Aim of the task> Below are some records. Pull every line that contains the word "JSON".

Dataset entries>
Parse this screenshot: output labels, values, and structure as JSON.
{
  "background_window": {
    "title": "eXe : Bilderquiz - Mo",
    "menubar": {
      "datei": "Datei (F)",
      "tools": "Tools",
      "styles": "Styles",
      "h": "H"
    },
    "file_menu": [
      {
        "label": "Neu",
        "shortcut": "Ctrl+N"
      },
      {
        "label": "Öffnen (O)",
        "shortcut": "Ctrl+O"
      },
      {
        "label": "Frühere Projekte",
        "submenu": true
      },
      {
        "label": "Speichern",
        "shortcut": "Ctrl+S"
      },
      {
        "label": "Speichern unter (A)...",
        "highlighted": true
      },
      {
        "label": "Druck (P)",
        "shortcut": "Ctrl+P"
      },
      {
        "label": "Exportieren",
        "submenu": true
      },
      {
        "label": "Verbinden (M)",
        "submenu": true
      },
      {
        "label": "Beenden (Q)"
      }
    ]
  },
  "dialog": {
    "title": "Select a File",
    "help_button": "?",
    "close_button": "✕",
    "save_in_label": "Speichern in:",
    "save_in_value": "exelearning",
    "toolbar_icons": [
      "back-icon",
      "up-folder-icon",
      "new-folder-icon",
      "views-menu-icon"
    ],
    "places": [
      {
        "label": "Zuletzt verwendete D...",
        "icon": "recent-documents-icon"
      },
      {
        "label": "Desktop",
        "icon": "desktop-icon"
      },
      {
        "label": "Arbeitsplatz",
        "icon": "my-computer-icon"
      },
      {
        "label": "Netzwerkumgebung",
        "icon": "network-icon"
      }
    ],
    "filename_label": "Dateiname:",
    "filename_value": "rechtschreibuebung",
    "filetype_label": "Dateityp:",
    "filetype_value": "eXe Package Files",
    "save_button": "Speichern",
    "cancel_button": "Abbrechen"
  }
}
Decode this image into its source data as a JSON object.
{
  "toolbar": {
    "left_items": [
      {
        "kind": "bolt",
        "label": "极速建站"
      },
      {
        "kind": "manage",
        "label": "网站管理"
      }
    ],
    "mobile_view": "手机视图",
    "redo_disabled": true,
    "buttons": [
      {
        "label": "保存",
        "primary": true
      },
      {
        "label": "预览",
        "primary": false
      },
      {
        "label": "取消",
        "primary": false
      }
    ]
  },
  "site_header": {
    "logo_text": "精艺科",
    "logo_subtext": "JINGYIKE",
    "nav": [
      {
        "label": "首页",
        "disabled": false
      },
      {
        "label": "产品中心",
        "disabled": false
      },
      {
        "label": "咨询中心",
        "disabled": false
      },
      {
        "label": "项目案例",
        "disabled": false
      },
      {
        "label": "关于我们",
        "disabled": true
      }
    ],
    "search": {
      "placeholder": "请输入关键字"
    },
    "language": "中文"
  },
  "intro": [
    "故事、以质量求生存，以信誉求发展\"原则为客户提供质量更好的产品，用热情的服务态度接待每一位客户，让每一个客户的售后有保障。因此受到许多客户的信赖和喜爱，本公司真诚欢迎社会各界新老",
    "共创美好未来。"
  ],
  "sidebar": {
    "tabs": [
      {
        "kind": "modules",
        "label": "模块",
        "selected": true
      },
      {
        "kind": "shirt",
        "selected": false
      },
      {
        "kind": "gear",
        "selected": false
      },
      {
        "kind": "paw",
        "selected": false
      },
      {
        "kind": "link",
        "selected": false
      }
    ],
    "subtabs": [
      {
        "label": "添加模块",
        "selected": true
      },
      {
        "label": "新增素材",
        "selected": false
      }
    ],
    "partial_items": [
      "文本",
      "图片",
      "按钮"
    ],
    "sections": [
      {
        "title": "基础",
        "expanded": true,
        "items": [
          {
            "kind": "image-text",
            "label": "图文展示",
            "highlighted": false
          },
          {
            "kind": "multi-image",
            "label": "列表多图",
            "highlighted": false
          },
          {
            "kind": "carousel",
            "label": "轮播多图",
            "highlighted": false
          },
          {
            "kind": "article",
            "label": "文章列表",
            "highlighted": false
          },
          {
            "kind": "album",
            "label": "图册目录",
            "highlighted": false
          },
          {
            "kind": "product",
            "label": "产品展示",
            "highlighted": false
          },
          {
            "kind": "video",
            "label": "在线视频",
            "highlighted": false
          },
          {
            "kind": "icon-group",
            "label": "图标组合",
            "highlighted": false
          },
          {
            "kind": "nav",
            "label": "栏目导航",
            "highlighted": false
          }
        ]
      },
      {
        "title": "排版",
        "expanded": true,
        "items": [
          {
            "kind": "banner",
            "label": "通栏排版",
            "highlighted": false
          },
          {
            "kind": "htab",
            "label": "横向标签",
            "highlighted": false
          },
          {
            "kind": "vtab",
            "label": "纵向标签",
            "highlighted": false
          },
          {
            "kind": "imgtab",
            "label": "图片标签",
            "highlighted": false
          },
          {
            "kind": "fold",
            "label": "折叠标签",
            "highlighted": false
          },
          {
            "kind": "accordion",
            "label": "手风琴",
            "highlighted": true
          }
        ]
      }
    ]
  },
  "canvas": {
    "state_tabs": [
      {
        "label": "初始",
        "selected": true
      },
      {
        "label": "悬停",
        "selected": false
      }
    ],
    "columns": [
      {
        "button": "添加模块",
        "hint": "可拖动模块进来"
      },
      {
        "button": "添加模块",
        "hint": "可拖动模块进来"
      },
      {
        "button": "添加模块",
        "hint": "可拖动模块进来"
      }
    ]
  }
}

Completed task>
Parse this screenshot: output labels, values, and structure as JSON.
Decode this image into its source data as a JSON object.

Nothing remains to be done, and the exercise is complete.